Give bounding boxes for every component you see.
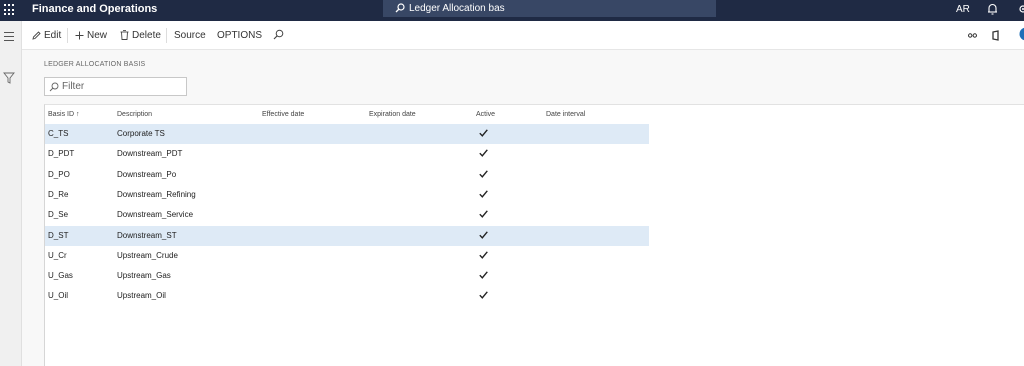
refresh-icon[interactable] — [1017, 26, 1024, 42]
delete-button[interactable]: Delete — [120, 30, 161, 42]
active-checkmark-icon[interactable] — [479, 190, 488, 198]
action-separator — [166, 28, 167, 43]
table-row[interactable]: U_Oil Upstream_Oil — [45, 286, 649, 306]
basis-id-cell[interactable]: D_PDT — [48, 149, 74, 159]
search-icon — [49, 82, 59, 92]
basis-id-cell[interactable]: D_Se — [48, 210, 68, 220]
left-navigation-rail — [0, 21, 22, 366]
description-cell[interactable]: Upstream_Oil — [117, 291, 166, 301]
active-checkmark-icon[interactable] — [479, 129, 488, 137]
page-title: LEDGER ALLOCATION BASIS — [44, 61, 146, 68]
table-row[interactable]: D_Re Downstream_Refining — [45, 185, 649, 205]
user-avatar[interactable]: AR — [956, 4, 970, 16]
table-row[interactable]: D_PDT Downstream_PDT — [45, 144, 649, 164]
description-cell[interactable]: Upstream_Gas — [117, 271, 171, 281]
options-tab[interactable]: OPTIONS — [217, 30, 262, 42]
filter-placeholder: Filter — [62, 81, 85, 92]
top-navigation-bar: Finance and Operations Ledger Allocation… — [0, 0, 1024, 21]
filter-pane-icon[interactable] — [3, 72, 15, 84]
basis-id-cell[interactable]: C_TS — [48, 129, 68, 139]
description-cell[interactable]: Downstream_ST — [117, 231, 177, 241]
description-cell[interactable]: Downstream_Refining — [117, 190, 196, 200]
allocation-basis-grid: Basis ID ↑ Description Effective date Ex… — [44, 104, 1024, 366]
description-cell[interactable]: Downstream_PDT — [117, 149, 182, 159]
active-checkmark-icon[interactable] — [479, 230, 488, 239]
description-cell[interactable]: Corporate TS — [117, 129, 165, 139]
table-row[interactable]: D_PO Downstream_Po — [45, 165, 649, 185]
description-cell[interactable]: Upstream_Crude — [117, 251, 178, 261]
link-icon[interactable] — [968, 32, 977, 39]
new-button[interactable]: New — [75, 30, 107, 42]
search-text[interactable]: Ledger Allocation bas — [409, 2, 505, 15]
app-title[interactable]: Finance and Operations — [32, 2, 157, 17]
settings-gear-icon[interactable] — [1018, 3, 1024, 15]
filter-input[interactable]: Filter — [44, 77, 187, 96]
active-checkmark-icon[interactable] — [479, 291, 488, 300]
basis-id-cell[interactable]: U_Gas — [48, 271, 73, 281]
basis-id-cell[interactable]: U_Oil — [48, 291, 68, 301]
source-button[interactable]: Source — [174, 30, 206, 42]
active-checkmark-icon[interactable] — [479, 251, 488, 259]
search-actions-icon[interactable] — [273, 29, 284, 40]
active-checkmark-icon[interactable] — [479, 149, 488, 158]
active-checkmark-icon[interactable] — [479, 169, 488, 178]
basis-id-cell[interactable]: D_Re — [48, 190, 68, 200]
table-row[interactable]: U_Cr Upstream_Crude — [45, 246, 649, 266]
basis-id-cell[interactable]: D_PO — [48, 170, 70, 180]
basis-id-cell[interactable]: D_ST — [48, 231, 68, 241]
column-header-date-interval[interactable]: Date interval — [546, 110, 585, 119]
active-checkmark-icon[interactable] — [479, 210, 488, 219]
column-header-active[interactable]: Active — [476, 110, 495, 119]
column-header-description[interactable]: Description — [117, 110, 152, 119]
office-icon[interactable] — [992, 30, 1000, 41]
description-cell[interactable]: Downstream_Service — [117, 210, 193, 220]
active-checkmark-icon[interactable] — [479, 271, 488, 279]
action-pane: Edit New Delete Source OPTIONS — [22, 21, 1024, 50]
description-cell[interactable]: Downstream_Po — [117, 170, 176, 180]
notification-bell-icon[interactable] — [987, 3, 998, 15]
table-row[interactable]: D_Se Downstream_Service — [45, 205, 649, 225]
search-icon — [395, 3, 405, 13]
table-row[interactable]: C_TS Corporate TS — [45, 124, 649, 144]
app-launcher-icon[interactable] — [4, 4, 16, 16]
hamburger-menu-icon[interactable] — [4, 32, 14, 41]
column-header-effective-date[interactable]: Effective date — [262, 110, 304, 119]
basis-id-cell[interactable]: U_Cr — [48, 251, 67, 261]
edit-button[interactable]: Edit — [32, 30, 61, 42]
pencil-icon — [32, 31, 41, 40]
action-separator — [67, 28, 68, 43]
global-search-box[interactable]: Ledger Allocation bas — [383, 0, 716, 17]
table-row[interactable]: U_Gas Upstream_Gas — [45, 266, 649, 286]
trash-icon — [120, 30, 129, 40]
column-header-expiration-date[interactable]: Expiration date — [369, 110, 416, 119]
table-row[interactable]: D_ST Downstream_ST — [45, 225, 649, 246]
grid-header: Basis ID ↑ Description Effective date Ex… — [45, 105, 1024, 123]
column-header-basis-id[interactable]: Basis ID ↑ — [48, 110, 80, 119]
plus-icon — [75, 31, 84, 40]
= = = = =
» **WRITTEN PROBLEM**
Please turn the records above into a JSON list of strings with one string per line, skipping blank lines and leaving the pictures out.

» **RESULT OF THIS TASK**
[
  "Give bounding boxes for every component you see.",
  "refresh-icon[interactable] — [1017, 26, 1024, 42]",
  "delete-button[interactable]: Delete — [120, 30, 161, 42]",
  "active-checkmark-icon[interactable] — [479, 190, 488, 198]",
  "action-separator — [166, 28, 167, 43]",
  "table-row[interactable]: U_Oil Upstream_Oil — [45, 286, 649, 306]",
  "basis-id-cell[interactable]: D_PDT — [48, 149, 74, 159]",
  "search-icon — [49, 82, 59, 92]",
  "basis-id-cell[interactable]: D_Se — [48, 210, 68, 220]",
  "left-navigation-rail — [0, 21, 22, 366]",
  "description-cell[interactable]: Upstream_Oil — [117, 291, 166, 301]",
  "active-checkmark-icon[interactable] — [479, 129, 488, 137]",
  "page-title: LEDGER ALLOCATION BASIS — [44, 61, 146, 68]",
  "table-row[interactable]: D_Re Downstream_Refining — [45, 185, 649, 205]",
  "user-avatar[interactable]: AR — [956, 4, 970, 16]",
  "table-row[interactable]: D_PDT Downstream_PDT — [45, 144, 649, 164]",
  "description-cell[interactable]: Upstream_Gas — [117, 271, 171, 281]",
  "options-tab[interactable]: OPTIONS — [217, 30, 262, 42]",
  "filter-placeholder: Filter — [62, 81, 85, 92]",
  "top-navigation-bar: Finance and Operations Ledger Allocation… — [0, 0, 1024, 21]",
  "filter-pane-icon[interactable] — [3, 72, 15, 84]",
  "basis-id-cell[interactable]: C_TS — [48, 129, 68, 139]",
  "description-cell[interactable]: Downstream_ST — [117, 231, 177, 241]",
  "description-cell[interactable]: Downstream_Refining — [117, 190, 196, 200]",
  "allocation-basis-grid: Basis ID ↑ Description Effective date Ex… — [44, 104, 1024, 366]",
  "description-cell[interactable]: Downstream_PDT — [117, 149, 182, 159]",
  "active-checkmark-icon[interactable] — [479, 230, 488, 239]",
  "description-cell[interactable]: Corporate TS — [117, 129, 165, 139]",
  "table-row[interactable]: D_PO Downstream_Po — [45, 165, 649, 185]",
  "description-cell[interactable]: Upstream_Crude — [117, 251, 178, 261]",
  "link-icon[interactable] — [968, 32, 977, 39]",
  "new-button[interactable]: New — [75, 30, 107, 42]",
  "search-text[interactable]: Ledger Allocation bas — [409, 2, 505, 15]",
  "app-title[interactable]: Finance and Operations — [32, 2, 157, 17]",
  "settings-gear-icon[interactable] — [1018, 3, 1024, 15]",
  "filter-input[interactable]: Filter — [44, 77, 187, 96]",
  "active-checkmark-icon[interactable] — [479, 291, 488, 300]",
  "basis-id-cell[interactable]: U_Gas — [48, 271, 73, 281]",
  "basis-id-cell[interactable]: U_Oil — [48, 291, 68, 301]",
  "source-button[interactable]: Source — [174, 30, 206, 42]",
  "active-checkmark-icon[interactable] — [479, 251, 488, 259]",
  "search-actions-icon[interactable] — [273, 29, 284, 40]",
  "active-checkmark-icon[interactable] — [479, 149, 488, 158]",
  "active-checkmark-icon[interactable] — [479, 169, 488, 178]",
  "basis-id-cell[interactable]: D_Re — [48, 190, 68, 200]",
  "table-row[interactable]: U_Cr Upstream_Crude — [45, 246, 649, 266]",
  "basis-id-cell[interactable]: D_PO — [48, 170, 70, 180]",
  "basis-id-cell[interactable]: D_ST — [48, 231, 68, 241]",
  "column-header-date-interval[interactable]: Date interval — [546, 110, 585, 119]",
  "active-checkmark-icon[interactable] — [479, 210, 488, 219]",
  "column-header-active[interactable]: Active — [476, 110, 495, 119]",
  "column-header-description[interactable]: Description — [117, 110, 152, 119]",
  "office-icon[interactable] — [992, 30, 1000, 41]",
  "description-cell[interactable]: Downstream_Service — [117, 210, 193, 220]",
  "active-checkmark-icon[interactable] — [479, 271, 488, 279]",
  "action-pane: Edit New Delete Source OPTIONS — [22, 21, 1024, 50]",
  "description-cell[interactable]: Downstream_Po — [117, 170, 176, 180]",
  "notification-bell-icon[interactable] — [987, 3, 998, 15]",
  "table-row[interactable]: D_Se Downstream_Service — [45, 205, 649, 225]",
  "search-icon — [395, 3, 405, 13]",
  "table-row[interactable]: C_TS Corporate TS — [45, 124, 649, 144]",
  "app-launcher-icon[interactable] — [4, 4, 16, 16]",
  "hamburger-menu-icon[interactable] — [4, 32, 14, 41]",
  "column-header-effective-date[interactable]: Effective date — [262, 110, 304, 119]",
  "basis-id-cell[interactable]: U_Cr — [48, 251, 67, 261]",
  "edit-button[interactable]: Edit — [32, 30, 61, 42]",
  "pencil-icon — [32, 31, 41, 40]",
  "action-separator — [67, 28, 68, 43]",
  "global-search-box[interactable]: Ledger Allocation bas — [383, 0, 716, 17]",
  "table-row[interactable]: U_Gas Upstream_Gas — [45, 266, 649, 286]",
  "trash-icon — [120, 30, 129, 40]",
  "column-header-expiration-date[interactable]: Expiration date — [369, 110, 416, 119]",
  "table-row[interactable]: D_ST Downstream_ST — [45, 225, 649, 246]",
  "grid-header: Basis ID ↑ Description Effective date Ex… — [45, 105, 1024, 123]",
  "column-header-basis-id[interactable]: Basis ID ↑ — [48, 110, 80, 119]",
  "plus-icon — [75, 31, 84, 40]"
]